--- TASK ---
Exactly repeat all the records below, omitting the images they hold.

--- start ---

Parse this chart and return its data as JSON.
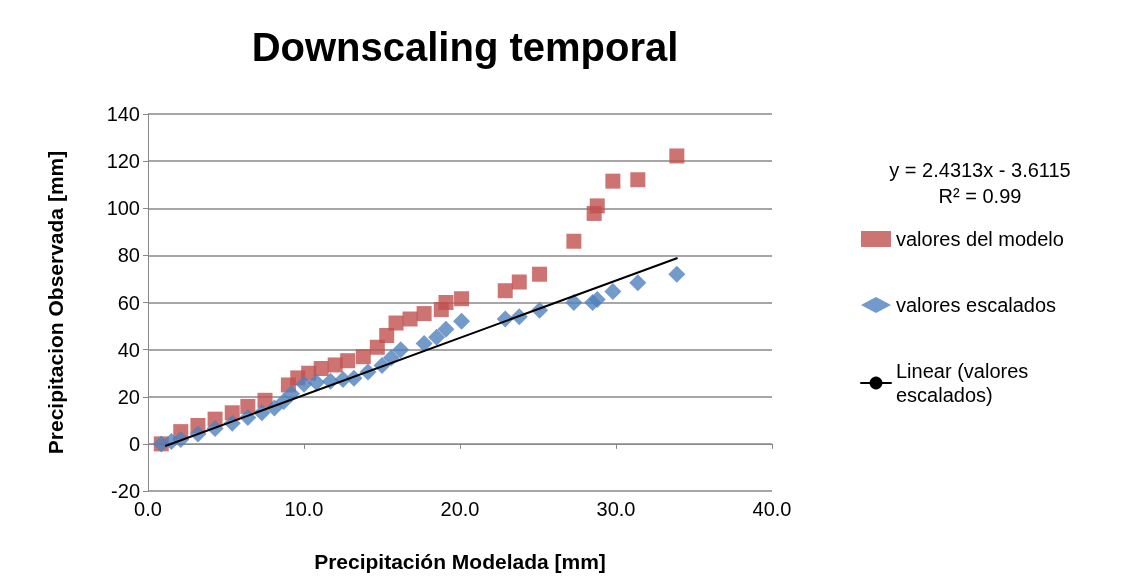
{
  "chart_data": {
    "type": "scatter",
    "title": "Downscaling temporal",
    "xlabel": "Precipitación Modelada [mm]",
    "ylabel": "Precipitacion Observada [mm]",
    "annotations": [
      "y = 2.4313x - 3.6115",
      "R² = 0.99"
    ],
    "xlim": [
      0,
      40
    ],
    "ylim": [
      -20,
      140
    ],
    "xticks": [
      {
        "value": 0,
        "label": "0.0"
      },
      {
        "value": 10,
        "label": "10.0"
      },
      {
        "value": 20,
        "label": "20.0"
      },
      {
        "value": 30,
        "label": "30.0"
      },
      {
        "value": 40,
        "label": "40.0"
      }
    ],
    "yticks": [
      -20,
      0,
      20,
      40,
      60,
      80,
      100,
      120,
      140
    ],
    "grid": "y",
    "legend": "right",
    "series": [
      {
        "name": "valores del modelo",
        "color": "#c0504d",
        "marker": "square",
        "x": [
          0.85,
          2.1,
          3.2,
          4.3,
          5.4,
          6.4,
          7.5,
          9.0,
          9.6,
          10.3,
          11.1,
          12.0,
          12.8,
          13.8,
          14.7,
          15.3,
          15.9,
          16.8,
          17.7,
          18.8,
          19.1,
          20.1,
          22.9,
          23.8,
          25.1,
          27.3,
          28.6,
          28.8,
          29.8,
          31.4,
          33.9
        ],
        "values": [
          0,
          5.2,
          7.8,
          10.5,
          13.2,
          15.9,
          18.5,
          25,
          28,
          30,
          32,
          33.5,
          35.3,
          37,
          41,
          46,
          51.3,
          53,
          55.3,
          57,
          60,
          61.6,
          65,
          68.7,
          72,
          86,
          97.8,
          101,
          111.5,
          112.1,
          122.2
        ]
      },
      {
        "name": "valores escalados",
        "color": "#4f81bd",
        "marker": "diamond",
        "x": [
          0.85,
          1.5,
          2.1,
          3.2,
          4.3,
          5.4,
          6.4,
          7.3,
          8.1,
          8.7,
          9.2,
          10.0,
          10.8,
          11.7,
          12.5,
          13.2,
          14.1,
          15.0,
          15.6,
          16.2,
          17.7,
          18.5,
          19.1,
          20.1,
          22.9,
          23.8,
          25.1,
          27.3,
          28.5,
          28.8,
          29.8,
          31.4,
          33.9
        ],
        "values": [
          0,
          1,
          1.9,
          4.2,
          6.5,
          8.8,
          11.2,
          13.2,
          15.2,
          18,
          21.3,
          25.3,
          26,
          26.6,
          27.3,
          27.9,
          30.5,
          33.3,
          36.5,
          40,
          42.6,
          45.3,
          48.6,
          52,
          53,
          54,
          56.7,
          60,
          60,
          61.3,
          64.7,
          68.4,
          72
        ]
      },
      {
        "name": "Linear (valores escalados)",
        "type": "line",
        "color": "#000000",
        "marker": "none",
        "line_style": "solid",
        "x": [
          1.15,
          33.9
        ],
        "values": [
          -0.8,
          78.8
        ]
      }
    ]
  }
}
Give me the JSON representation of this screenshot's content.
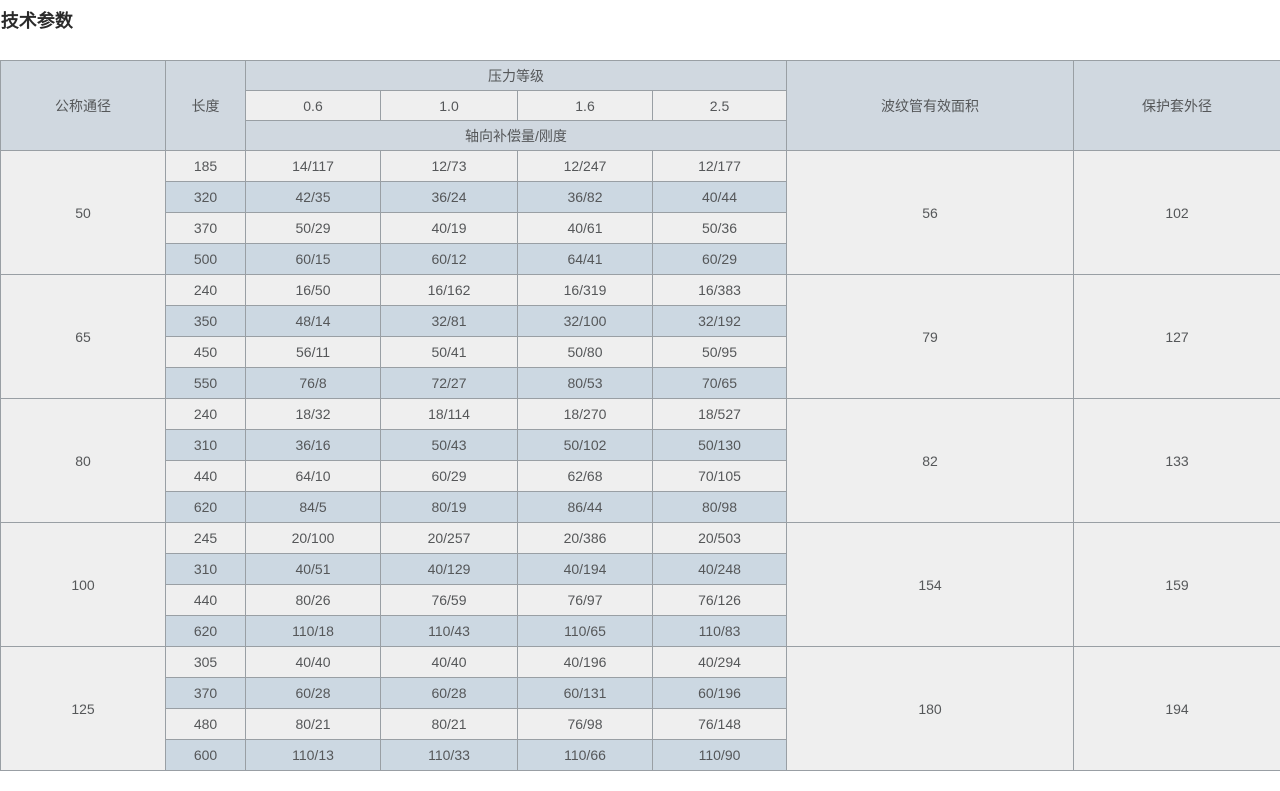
{
  "page": {
    "title": "技术参数"
  },
  "colors": {
    "header_bg": "#d0d8e0",
    "stripe_blue_bg": "#ccd8e2",
    "light_cell_bg": "#efefef",
    "border": "#999fa4",
    "text": "#555759",
    "title_text": "#2a2a2a"
  },
  "table": {
    "headers": {
      "col_diameter": "公称通径",
      "col_length": "长度",
      "pressure_group": "压力等级",
      "pressure_levels": [
        "0.6",
        "1.0",
        "1.6",
        "2.5"
      ],
      "axial_label": "轴向补偿量/刚度",
      "col_area": "波纹管有效面积",
      "col_sleeve": "保护套外径"
    },
    "groups": [
      {
        "diameter": "50",
        "area": "56",
        "sleeve": "102",
        "rows": [
          {
            "length": "185",
            "values": [
              "14/117",
              "12/73",
              "12/247",
              "12/177"
            ]
          },
          {
            "length": "320",
            "values": [
              "42/35",
              "36/24",
              "36/82",
              "40/44"
            ]
          },
          {
            "length": "370",
            "values": [
              "50/29",
              "40/19",
              "40/61",
              "50/36"
            ]
          },
          {
            "length": "500",
            "values": [
              "60/15",
              "60/12",
              "64/41",
              "60/29"
            ]
          }
        ]
      },
      {
        "diameter": "65",
        "area": "79",
        "sleeve": "127",
        "rows": [
          {
            "length": "240",
            "values": [
              "16/50",
              "16/162",
              "16/319",
              "16/383"
            ]
          },
          {
            "length": "350",
            "values": [
              "48/14",
              "32/81",
              "32/100",
              "32/192"
            ]
          },
          {
            "length": "450",
            "values": [
              "56/11",
              "50/41",
              "50/80",
              "50/95"
            ]
          },
          {
            "length": "550",
            "values": [
              "76/8",
              "72/27",
              "80/53",
              "70/65"
            ]
          }
        ]
      },
      {
        "diameter": "80",
        "area": "82",
        "sleeve": "133",
        "rows": [
          {
            "length": "240",
            "values": [
              "18/32",
              "18/114",
              "18/270",
              "18/527"
            ]
          },
          {
            "length": "310",
            "values": [
              "36/16",
              "50/43",
              "50/102",
              "50/130"
            ]
          },
          {
            "length": "440",
            "values": [
              "64/10",
              "60/29",
              "62/68",
              "70/105"
            ]
          },
          {
            "length": "620",
            "values": [
              "84/5",
              "80/19",
              "86/44",
              "80/98"
            ]
          }
        ]
      },
      {
        "diameter": "100",
        "area": "154",
        "sleeve": "159",
        "rows": [
          {
            "length": "245",
            "values": [
              "20/100",
              "20/257",
              "20/386",
              "20/503"
            ]
          },
          {
            "length": "310",
            "values": [
              "40/51",
              "40/129",
              "40/194",
              "40/248"
            ]
          },
          {
            "length": "440",
            "values": [
              "80/26",
              "76/59",
              "76/97",
              "76/126"
            ]
          },
          {
            "length": "620",
            "values": [
              "110/18",
              "110/43",
              "110/65",
              "110/83"
            ]
          }
        ]
      },
      {
        "diameter": "125",
        "area": "180",
        "sleeve": "194",
        "rows": [
          {
            "length": "305",
            "values": [
              "40/40",
              "40/40",
              "40/196",
              "40/294"
            ]
          },
          {
            "length": "370",
            "values": [
              "60/28",
              "60/28",
              "60/131",
              "60/196"
            ]
          },
          {
            "length": "480",
            "values": [
              "80/21",
              "80/21",
              "76/98",
              "76/148"
            ]
          },
          {
            "length": "600",
            "values": [
              "110/13",
              "110/33",
              "110/66",
              "110/90"
            ]
          }
        ]
      }
    ]
  }
}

--- end ---

--- SOLVED PROBLEM ---
Parse this chart and return its data as JSON.
{
  "chart_data": {
    "type": "scatter",
    "title": "Downscaling temporal",
    "xlabel": "Precipitación Modelada [mm]",
    "ylabel": "Precipitacion Observada [mm]",
    "annotations": [
      "y = 2.4313x - 3.6115",
      "R² = 0.99"
    ],
    "xlim": [
      0,
      40
    ],
    "ylim": [
      -20,
      140
    ],
    "xticks": [
      {
        "value": 0,
        "label": "0.0"
      },
      {
        "value": 10,
        "label": "10.0"
      },
      {
        "value": 20,
        "label": "20.0"
      },
      {
        "value": 30,
        "label": "30.0"
      },
      {
        "value": 40,
        "label": "40.0"
      }
    ],
    "yticks": [
      -20,
      0,
      20,
      40,
      60,
      80,
      100,
      120,
      140
    ],
    "grid": "y",
    "legend": "right",
    "series": [
      {
        "name": "valores del modelo",
        "color": "#c0504d",
        "marker": "square",
        "x": [
          0.85,
          2.1,
          3.2,
          4.3,
          5.4,
          6.4,
          7.5,
          9.0,
          9.6,
          10.3,
          11.1,
          12.0,
          12.8,
          13.8,
          14.7,
          15.3,
          15.9,
          16.8,
          17.7,
          18.8,
          19.1,
          20.1,
          22.9,
          23.8,
          25.1,
          27.3,
          28.6,
          28.8,
          29.8,
          31.4,
          33.9
        ],
        "values": [
          0,
          5.2,
          7.8,
          10.5,
          13.2,
          15.9,
          18.5,
          25,
          28,
          30,
          32,
          33.5,
          35.3,
          37,
          41,
          46,
          51.3,
          53,
          55.3,
          57,
          60,
          61.6,
          65,
          68.7,
          72,
          86,
          97.8,
          101,
          111.5,
          112.1,
          122.2
        ]
      },
      {
        "name": "valores escalados",
        "color": "#4f81bd",
        "marker": "diamond",
        "x": [
          0.85,
          1.5,
          2.1,
          3.2,
          4.3,
          5.4,
          6.4,
          7.3,
          8.1,
          8.7,
          9.2,
          10.0,
          10.8,
          11.7,
          12.5,
          13.2,
          14.1,
          15.0,
          15.6,
          16.2,
          17.7,
          18.5,
          19.1,
          20.1,
          22.9,
          23.8,
          25.1,
          27.3,
          28.5,
          28.8,
          29.8,
          31.4,
          33.9
        ],
        "values": [
          0,
          1,
          1.9,
          4.2,
          6.5,
          8.8,
          11.2,
          13.2,
          15.2,
          18,
          21.3,
          25.3,
          26,
          26.6,
          27.3,
          27.9,
          30.5,
          33.3,
          36.5,
          40,
          42.6,
          45.3,
          48.6,
          52,
          53,
          54,
          56.7,
          60,
          60,
          61.3,
          64.7,
          68.4,
          72
        ]
      },
      {
        "name": "Linear (valores escalados)",
        "type": "line",
        "color": "#000000",
        "marker": "none",
        "line_style": "solid",
        "x": [
          1.15,
          33.9
        ],
        "values": [
          -0.8,
          78.8
        ]
      }
    ]
  }
}
Give me the JSON representation of this screenshot's content.
{
  "page": {
    "title": "技术参数"
  },
  "colors": {
    "header_bg": "#d0d8e0",
    "stripe_blue_bg": "#ccd8e2",
    "light_cell_bg": "#efefef",
    "border": "#999fa4",
    "text": "#555759",
    "title_text": "#2a2a2a"
  },
  "table": {
    "headers": {
      "col_diameter": "公称通径",
      "col_length": "长度",
      "pressure_group": "压力等级",
      "pressure_levels": [
        "0.6",
        "1.0",
        "1.6",
        "2.5"
      ],
      "axial_label": "轴向补偿量/刚度",
      "col_area": "波纹管有效面积",
      "col_sleeve": "保护套外径"
    },
    "groups": [
      {
        "diameter": "50",
        "area": "56",
        "sleeve": "102",
        "rows": [
          {
            "length": "185",
            "values": [
              "14/117",
              "12/73",
              "12/247",
              "12/177"
            ]
          },
          {
            "length": "320",
            "values": [
              "42/35",
              "36/24",
              "36/82",
              "40/44"
            ]
          },
          {
            "length": "370",
            "values": [
              "50/29",
              "40/19",
              "40/61",
              "50/36"
            ]
          },
          {
            "length": "500",
            "values": [
              "60/15",
              "60/12",
              "64/41",
              "60/29"
            ]
          }
        ]
      },
      {
        "diameter": "65",
        "area": "79",
        "sleeve": "127",
        "rows": [
          {
            "length": "240",
            "values": [
              "16/50",
              "16/162",
              "16/319",
              "16/383"
            ]
          },
          {
            "length": "350",
            "values": [
              "48/14",
              "32/81",
              "32/100",
              "32/192"
            ]
          },
          {
            "length": "450",
            "values": [
              "56/11",
              "50/41",
              "50/80",
              "50/95"
            ]
          },
          {
            "length": "550",
            "values": [
              "76/8",
              "72/27",
              "80/53",
              "70/65"
            ]
          }
        ]
      },
      {
        "diameter": "80",
        "area": "82",
        "sleeve": "133",
        "rows": [
          {
            "length": "240",
            "values": [
              "18/32",
              "18/114",
              "18/270",
              "18/527"
            ]
          },
          {
            "length": "310",
            "values": [
              "36/16",
              "50/43",
              "50/102",
              "50/130"
            ]
          },
          {
            "length": "440",
            "values": [
              "64/10",
              "60/29",
              "62/68",
              "70/105"
            ]
          },
          {
            "length": "620",
            "values": [
              "84/5",
              "80/19",
              "86/44",
              "80/98"
            ]
          }
        ]
      },
      {
        "diameter": "100",
        "area": "154",
        "sleeve": "159",
        "rows": [
          {
            "length": "245",
            "values": [
              "20/100",
              "20/257",
              "20/386",
              "20/503"
            ]
          },
          {
            "length": "310",
            "values": [
              "40/51",
              "40/129",
              "40/194",
              "40/248"
            ]
          },
          {
            "length": "440",
            "values": [
              "80/26",
              "76/59",
              "76/97",
              "76/126"
            ]
          },
          {
            "length": "620",
            "values": [
              "110/18",
              "110/43",
              "110/65",
              "110/83"
            ]
          }
        ]
      },
      {
        "diameter": "125",
        "area": "180",
        "sleeve": "194",
        "rows": [
          {
            "length": "305",
            "values": [
              "40/40",
              "40/40",
              "40/196",
              "40/294"
            ]
          },
          {
            "length": "370",
            "values": [
              "60/28",
              "60/28",
              "60/131",
              "60/196"
            ]
          },
          {
            "length": "480",
            "values": [
              "80/21",
              "80/21",
              "76/98",
              "76/148"
            ]
          },
          {
            "length": "600",
            "values": [
              "110/13",
              "110/33",
              "110/66",
              "110/90"
            ]
          }
        ]
      }
    ]
  }
}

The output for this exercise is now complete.